What to produce:
Go through the entries below and pick out every line with "title".

Provided records:
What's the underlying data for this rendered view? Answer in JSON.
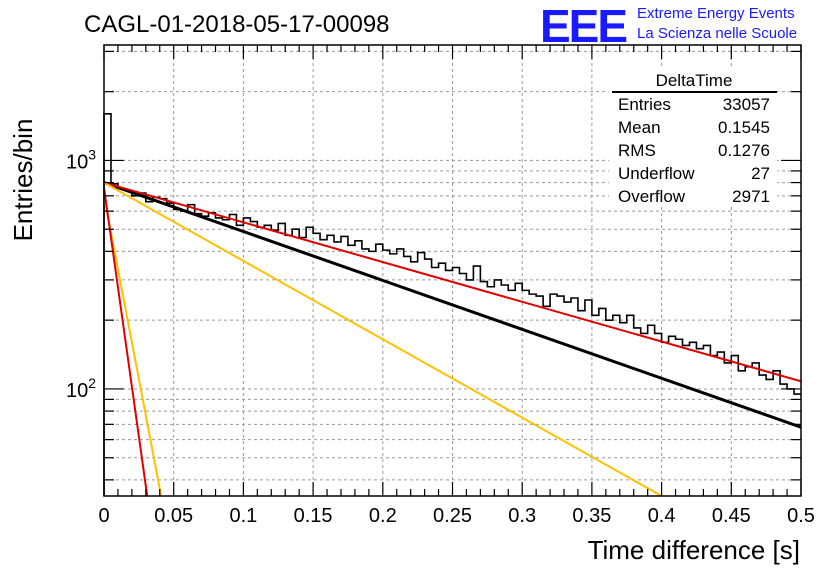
{
  "title": "CAGL-01-2018-05-17-00098",
  "logo": {
    "mark": "EEE",
    "line1": "Extreme Energy Events",
    "line2": "La Scienza nelle Scuole",
    "color": "#1a1aff"
  },
  "stats_box": {
    "name": "DeltaTime",
    "rows": [
      {
        "label": "Entries",
        "value": "33057"
      },
      {
        "label": "Mean",
        "value": "0.1545"
      },
      {
        "label": "RMS",
        "value": "0.1276"
      },
      {
        "label": "Underflow",
        "value": "27"
      },
      {
        "label": "Overflow",
        "value": "2971"
      }
    ]
  },
  "chart_data": {
    "type": "histogram",
    "title": "CAGL-01-2018-05-17-00098",
    "xlabel": "Time difference [s]",
    "ylabel": "Entries/bin",
    "xlim": [
      0,
      0.5
    ],
    "ylim": [
      34,
      3200
    ],
    "y_scale": "log",
    "grid": true,
    "x_ticks": [
      "0",
      "0.05",
      "0.1",
      "0.15",
      "0.2",
      "0.25",
      "0.3",
      "0.35",
      "0.4",
      "0.45",
      "0.5"
    ],
    "x_tick_values": [
      0,
      0.05,
      0.1,
      0.15,
      0.2,
      0.25,
      0.3,
      0.35,
      0.4,
      0.45,
      0.5
    ],
    "y_ticks": [
      "10^2",
      "10^3"
    ],
    "y_tick_values": [
      100,
      1000
    ],
    "bin_width": 0.005,
    "bin_values": [
      1600,
      790,
      755,
      740,
      700,
      720,
      660,
      690,
      680,
      650,
      610,
      600,
      640,
      585,
      570,
      590,
      560,
      550,
      580,
      520,
      560,
      540,
      510,
      520,
      495,
      530,
      470,
      500,
      460,
      510,
      480,
      450,
      470,
      440,
      465,
      425,
      445,
      410,
      400,
      430,
      405,
      390,
      410,
      380,
      360,
      395,
      370,
      340,
      355,
      330,
      340,
      320,
      300,
      345,
      295,
      280,
      300,
      285,
      270,
      290,
      270,
      260,
      255,
      230,
      260,
      255,
      240,
      250,
      220,
      245,
      210,
      225,
      200,
      210,
      195,
      210,
      185,
      175,
      190,
      175,
      160,
      170,
      165,
      155,
      160,
      150,
      155,
      140,
      145,
      130,
      140,
      120,
      125,
      130,
      115,
      110,
      120,
      105,
      100,
      95
    ],
    "series": [
      {
        "name": "fit",
        "color": "#000000",
        "kind": "line",
        "x": [
          0,
          0.5
        ],
        "y": [
          800,
          68
        ]
      },
      {
        "name": "",
        "color": "#e00000",
        "kind": "line",
        "x": [
          0,
          0.5
        ],
        "y": [
          800,
          108
        ]
      },
      {
        "name": "",
        "color": "#ffc000",
        "kind": "line",
        "x": [
          0,
          0.4
        ],
        "y": [
          800,
          34
        ]
      },
      {
        "name": "",
        "color": "#ffc000",
        "kind": "line",
        "x": [
          0,
          0.041
        ],
        "y": [
          700,
          34
        ]
      },
      {
        "name": "",
        "color": "#e00000",
        "kind": "line",
        "x": [
          0,
          0.031
        ],
        "y": [
          760,
          34
        ]
      }
    ]
  }
}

Full solution:
  "title": "CAGL-01-2018-05-17-00098",
    "title": "CAGL-01-2018-05-17-00098",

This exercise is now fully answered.